▸ THE TASK:
Arrange every line of the data below as a numbered list, omitting any blank lines.

▸ MATERIAL FOR THIS EXERCISE:
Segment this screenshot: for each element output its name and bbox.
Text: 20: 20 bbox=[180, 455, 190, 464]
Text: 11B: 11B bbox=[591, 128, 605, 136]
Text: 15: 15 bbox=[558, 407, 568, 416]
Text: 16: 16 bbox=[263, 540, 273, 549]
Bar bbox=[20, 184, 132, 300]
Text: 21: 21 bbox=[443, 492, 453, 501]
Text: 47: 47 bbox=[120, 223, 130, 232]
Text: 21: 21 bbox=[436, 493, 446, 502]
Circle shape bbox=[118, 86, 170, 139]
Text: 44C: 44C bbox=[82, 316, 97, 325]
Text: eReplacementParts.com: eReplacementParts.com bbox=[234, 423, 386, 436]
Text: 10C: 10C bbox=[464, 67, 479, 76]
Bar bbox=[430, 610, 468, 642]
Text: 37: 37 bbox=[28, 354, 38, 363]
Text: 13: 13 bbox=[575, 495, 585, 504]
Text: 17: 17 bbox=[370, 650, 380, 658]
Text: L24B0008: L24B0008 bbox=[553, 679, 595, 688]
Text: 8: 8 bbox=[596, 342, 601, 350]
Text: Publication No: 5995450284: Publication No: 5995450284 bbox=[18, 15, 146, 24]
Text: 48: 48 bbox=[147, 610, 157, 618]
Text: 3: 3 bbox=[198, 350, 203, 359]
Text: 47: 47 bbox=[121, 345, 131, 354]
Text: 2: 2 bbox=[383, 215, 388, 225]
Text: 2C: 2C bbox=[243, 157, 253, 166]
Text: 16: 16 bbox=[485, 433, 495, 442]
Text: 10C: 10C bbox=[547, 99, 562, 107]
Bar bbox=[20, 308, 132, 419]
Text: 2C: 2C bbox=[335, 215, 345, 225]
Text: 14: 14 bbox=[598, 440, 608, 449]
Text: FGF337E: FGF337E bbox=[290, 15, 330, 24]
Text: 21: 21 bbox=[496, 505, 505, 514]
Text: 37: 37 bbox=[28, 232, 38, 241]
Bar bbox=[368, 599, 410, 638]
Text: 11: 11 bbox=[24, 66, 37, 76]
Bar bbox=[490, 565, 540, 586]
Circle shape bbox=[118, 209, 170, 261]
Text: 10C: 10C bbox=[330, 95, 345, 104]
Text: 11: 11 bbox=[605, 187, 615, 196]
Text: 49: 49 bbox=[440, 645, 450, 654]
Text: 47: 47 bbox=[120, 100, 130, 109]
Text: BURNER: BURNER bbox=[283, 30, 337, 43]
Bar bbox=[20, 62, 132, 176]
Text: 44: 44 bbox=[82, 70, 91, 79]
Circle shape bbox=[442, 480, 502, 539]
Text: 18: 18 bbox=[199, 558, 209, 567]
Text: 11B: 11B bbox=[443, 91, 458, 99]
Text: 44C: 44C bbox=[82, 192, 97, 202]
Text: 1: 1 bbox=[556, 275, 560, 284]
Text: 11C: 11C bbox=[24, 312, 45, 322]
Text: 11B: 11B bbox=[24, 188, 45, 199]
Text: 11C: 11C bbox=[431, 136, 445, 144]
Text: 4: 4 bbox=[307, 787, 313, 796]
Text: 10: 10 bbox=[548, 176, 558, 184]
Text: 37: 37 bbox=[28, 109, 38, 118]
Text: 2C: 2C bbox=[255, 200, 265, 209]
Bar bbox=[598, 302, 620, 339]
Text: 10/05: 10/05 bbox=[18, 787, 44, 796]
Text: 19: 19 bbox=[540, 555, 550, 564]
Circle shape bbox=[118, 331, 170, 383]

▸ RIGHT ANSWER:
1. Segment this screenshot: for each element output its name and bbox.
2. Text: 20: 20 bbox=[180, 455, 190, 464]
3. Text: 11B: 11B bbox=[591, 128, 605, 136]
4. Text: 15: 15 bbox=[558, 407, 568, 416]
5. Text: 16: 16 bbox=[263, 540, 273, 549]
6. Bar bbox=[20, 184, 132, 300]
7. Text: 21: 21 bbox=[443, 492, 453, 501]
8. Text: 47: 47 bbox=[120, 223, 130, 232]
9. Text: 21: 21 bbox=[436, 493, 446, 502]
10. Circle shape bbox=[118, 86, 170, 139]
11. Text: 44C: 44C bbox=[82, 316, 97, 325]
12. Text: eReplacementParts.com: eReplacementParts.com bbox=[234, 423, 386, 436]
13. Text: 10C: 10C bbox=[464, 67, 479, 76]
14. Bar bbox=[430, 610, 468, 642]
15. Text: 37: 37 bbox=[28, 354, 38, 363]
16. Text: 13: 13 bbox=[575, 495, 585, 504]
17. Text: 17: 17 bbox=[370, 650, 380, 658]
18. Text: L24B0008: L24B0008 bbox=[553, 679, 595, 688]
19. Text: 8: 8 bbox=[596, 342, 601, 350]
20. Text: Publication No: 5995450284: Publication No: 5995450284 bbox=[18, 15, 146, 24]
21. Text: 48: 48 bbox=[147, 610, 157, 618]
22. Text: 3: 3 bbox=[198, 350, 203, 359]
23. Text: 47: 47 bbox=[121, 345, 131, 354]
24. Text: 2: 2 bbox=[383, 215, 388, 225]
25. Text: 2C: 2C bbox=[243, 157, 253, 166]
26. Text: 16: 16 bbox=[485, 433, 495, 442]
27. Text: 10C: 10C bbox=[547, 99, 562, 107]
28. Bar bbox=[20, 308, 132, 419]
29. Text: 2C: 2C bbox=[335, 215, 345, 225]
30. Text: 14: 14 bbox=[598, 440, 608, 449]
31. Text: FGF337E: FGF337E bbox=[290, 15, 330, 24]
32. Text: 21: 21 bbox=[496, 505, 505, 514]
33. Text: 37: 37 bbox=[28, 232, 38, 241]
34. Bar bbox=[368, 599, 410, 638]
35. Text: 11: 11 bbox=[24, 66, 37, 76]
36. Bar bbox=[490, 565, 540, 586]
37. Circle shape bbox=[118, 209, 170, 261]
38. Text: 10C: 10C bbox=[330, 95, 345, 104]
39. Text: 11: 11 bbox=[605, 187, 615, 196]
40. Text: 49: 49 bbox=[440, 645, 450, 654]
41. Text: 47: 47 bbox=[120, 100, 130, 109]
42. Text: BURNER: BURNER bbox=[283, 30, 337, 43]
43. Bar bbox=[20, 62, 132, 176]
44. Text: 44: 44 bbox=[82, 70, 91, 79]
45. Circle shape bbox=[442, 480, 502, 539]
46. Text: 18: 18 bbox=[199, 558, 209, 567]
47. Text: 11B: 11B bbox=[443, 91, 458, 99]
48. Text: 44C: 44C bbox=[82, 192, 97, 202]
49. Text: 1: 1 bbox=[556, 275, 560, 284]
50. Text: 11C: 11C bbox=[24, 312, 45, 322]
51. Text: 11B: 11B bbox=[24, 188, 45, 199]
52. Text: 11C: 11C bbox=[431, 136, 445, 144]
53. Text: 4: 4 bbox=[307, 787, 313, 796]
54. Text: 10: 10 bbox=[548, 176, 558, 184]
55. Text: 37: 37 bbox=[28, 109, 38, 118]
56. Text: 2C: 2C bbox=[255, 200, 265, 209]
57. Bar bbox=[598, 302, 620, 339]
58. Text: 10/05: 10/05 bbox=[18, 787, 44, 796]
59. Text: 19: 19 bbox=[540, 555, 550, 564]
60. Circle shape bbox=[118, 331, 170, 383]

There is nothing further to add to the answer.